● Written exercise
Extract all lines that hold the string "déplacer".

(Data records)
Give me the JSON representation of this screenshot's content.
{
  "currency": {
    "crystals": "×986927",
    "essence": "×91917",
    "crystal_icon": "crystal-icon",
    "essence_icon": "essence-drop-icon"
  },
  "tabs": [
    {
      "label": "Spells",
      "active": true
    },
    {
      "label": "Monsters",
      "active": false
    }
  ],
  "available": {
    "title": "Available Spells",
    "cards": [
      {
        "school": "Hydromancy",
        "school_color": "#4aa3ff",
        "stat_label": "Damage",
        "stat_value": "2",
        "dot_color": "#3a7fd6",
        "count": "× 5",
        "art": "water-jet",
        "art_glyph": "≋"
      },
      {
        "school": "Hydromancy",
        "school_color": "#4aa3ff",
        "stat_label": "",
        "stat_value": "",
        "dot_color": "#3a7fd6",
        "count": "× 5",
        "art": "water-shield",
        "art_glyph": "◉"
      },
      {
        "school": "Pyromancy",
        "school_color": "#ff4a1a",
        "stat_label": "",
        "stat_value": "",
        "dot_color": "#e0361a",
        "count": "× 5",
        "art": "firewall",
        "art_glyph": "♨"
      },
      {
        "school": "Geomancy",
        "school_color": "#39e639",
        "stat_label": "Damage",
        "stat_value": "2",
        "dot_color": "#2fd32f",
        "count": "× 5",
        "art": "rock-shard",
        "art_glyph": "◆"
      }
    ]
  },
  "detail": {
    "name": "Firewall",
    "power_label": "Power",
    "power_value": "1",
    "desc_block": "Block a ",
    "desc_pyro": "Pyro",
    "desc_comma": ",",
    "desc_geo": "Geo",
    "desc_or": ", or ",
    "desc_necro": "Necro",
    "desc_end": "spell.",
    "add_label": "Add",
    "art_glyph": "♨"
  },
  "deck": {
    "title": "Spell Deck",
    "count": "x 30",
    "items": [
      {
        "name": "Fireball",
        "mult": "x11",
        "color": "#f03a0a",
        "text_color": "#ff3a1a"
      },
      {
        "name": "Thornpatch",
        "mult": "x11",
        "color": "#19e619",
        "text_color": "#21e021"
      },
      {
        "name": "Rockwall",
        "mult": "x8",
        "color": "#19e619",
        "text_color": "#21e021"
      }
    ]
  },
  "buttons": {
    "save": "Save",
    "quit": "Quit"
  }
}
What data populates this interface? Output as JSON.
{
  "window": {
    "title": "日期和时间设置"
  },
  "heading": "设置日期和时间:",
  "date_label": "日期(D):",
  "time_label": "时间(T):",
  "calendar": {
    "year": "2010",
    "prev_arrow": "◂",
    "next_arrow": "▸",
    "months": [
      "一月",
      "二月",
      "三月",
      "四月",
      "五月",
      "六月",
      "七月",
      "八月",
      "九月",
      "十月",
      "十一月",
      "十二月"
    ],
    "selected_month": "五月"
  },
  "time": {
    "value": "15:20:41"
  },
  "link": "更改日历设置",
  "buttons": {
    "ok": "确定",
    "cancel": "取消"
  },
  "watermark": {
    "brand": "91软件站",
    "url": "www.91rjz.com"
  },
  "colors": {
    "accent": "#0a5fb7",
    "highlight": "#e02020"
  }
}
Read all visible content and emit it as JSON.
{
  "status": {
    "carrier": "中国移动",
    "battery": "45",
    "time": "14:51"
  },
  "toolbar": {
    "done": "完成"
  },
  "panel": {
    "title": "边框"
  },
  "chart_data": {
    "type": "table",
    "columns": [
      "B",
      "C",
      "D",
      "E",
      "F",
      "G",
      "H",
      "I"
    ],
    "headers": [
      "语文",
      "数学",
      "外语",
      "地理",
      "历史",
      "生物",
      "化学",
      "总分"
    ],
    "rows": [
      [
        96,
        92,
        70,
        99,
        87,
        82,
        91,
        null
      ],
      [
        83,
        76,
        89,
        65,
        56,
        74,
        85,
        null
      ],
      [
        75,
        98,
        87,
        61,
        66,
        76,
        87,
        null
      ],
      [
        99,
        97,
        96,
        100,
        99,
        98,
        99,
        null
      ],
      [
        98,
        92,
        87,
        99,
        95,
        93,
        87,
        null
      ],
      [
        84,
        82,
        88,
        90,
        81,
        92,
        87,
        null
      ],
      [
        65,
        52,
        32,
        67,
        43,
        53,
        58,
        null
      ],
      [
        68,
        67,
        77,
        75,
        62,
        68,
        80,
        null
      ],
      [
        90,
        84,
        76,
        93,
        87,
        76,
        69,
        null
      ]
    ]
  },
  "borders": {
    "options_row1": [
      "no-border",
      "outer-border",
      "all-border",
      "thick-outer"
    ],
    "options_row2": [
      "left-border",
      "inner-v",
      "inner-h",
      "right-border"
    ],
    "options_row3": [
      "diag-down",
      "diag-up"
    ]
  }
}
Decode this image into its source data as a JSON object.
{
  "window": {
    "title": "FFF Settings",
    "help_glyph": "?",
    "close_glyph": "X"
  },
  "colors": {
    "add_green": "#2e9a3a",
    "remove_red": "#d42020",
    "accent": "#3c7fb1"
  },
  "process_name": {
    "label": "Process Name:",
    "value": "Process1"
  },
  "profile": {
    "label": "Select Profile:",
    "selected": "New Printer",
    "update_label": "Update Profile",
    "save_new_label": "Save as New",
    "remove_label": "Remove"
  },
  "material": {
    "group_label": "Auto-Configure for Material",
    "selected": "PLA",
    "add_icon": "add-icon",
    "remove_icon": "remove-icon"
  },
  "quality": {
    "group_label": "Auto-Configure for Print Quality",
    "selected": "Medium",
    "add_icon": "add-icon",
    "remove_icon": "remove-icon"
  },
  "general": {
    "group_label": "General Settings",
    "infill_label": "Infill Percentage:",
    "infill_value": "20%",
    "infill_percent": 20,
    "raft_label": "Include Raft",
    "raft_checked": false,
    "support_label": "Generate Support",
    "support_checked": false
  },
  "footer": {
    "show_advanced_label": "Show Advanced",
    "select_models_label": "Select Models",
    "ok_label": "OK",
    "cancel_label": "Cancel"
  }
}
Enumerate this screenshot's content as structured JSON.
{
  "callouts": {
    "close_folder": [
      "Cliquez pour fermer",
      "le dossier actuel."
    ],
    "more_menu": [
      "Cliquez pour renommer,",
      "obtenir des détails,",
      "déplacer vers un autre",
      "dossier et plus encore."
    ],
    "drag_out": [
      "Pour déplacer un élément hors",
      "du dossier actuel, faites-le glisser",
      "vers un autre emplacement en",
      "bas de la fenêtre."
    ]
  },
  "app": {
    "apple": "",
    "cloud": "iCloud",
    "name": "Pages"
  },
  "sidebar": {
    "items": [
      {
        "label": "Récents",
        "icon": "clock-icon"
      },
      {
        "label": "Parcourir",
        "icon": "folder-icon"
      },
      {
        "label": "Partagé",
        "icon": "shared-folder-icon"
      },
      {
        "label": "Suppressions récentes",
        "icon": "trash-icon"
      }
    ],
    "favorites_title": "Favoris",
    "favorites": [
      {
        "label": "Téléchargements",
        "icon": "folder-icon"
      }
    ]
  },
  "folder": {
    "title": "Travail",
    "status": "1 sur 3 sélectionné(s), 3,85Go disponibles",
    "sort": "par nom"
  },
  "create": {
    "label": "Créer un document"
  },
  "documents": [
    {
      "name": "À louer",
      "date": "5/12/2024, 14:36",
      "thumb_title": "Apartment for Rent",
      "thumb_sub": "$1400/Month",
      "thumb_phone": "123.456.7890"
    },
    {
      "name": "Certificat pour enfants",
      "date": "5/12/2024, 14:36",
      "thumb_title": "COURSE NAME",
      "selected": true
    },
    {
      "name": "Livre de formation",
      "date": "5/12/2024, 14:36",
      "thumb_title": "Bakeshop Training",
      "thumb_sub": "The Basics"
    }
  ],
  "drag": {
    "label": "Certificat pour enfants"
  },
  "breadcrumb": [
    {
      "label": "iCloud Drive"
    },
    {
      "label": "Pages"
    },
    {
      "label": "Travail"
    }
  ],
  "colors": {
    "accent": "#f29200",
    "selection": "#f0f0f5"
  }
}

● Worked answer
      "déplacer vers un autre",
      "Pour déplacer un élément hors",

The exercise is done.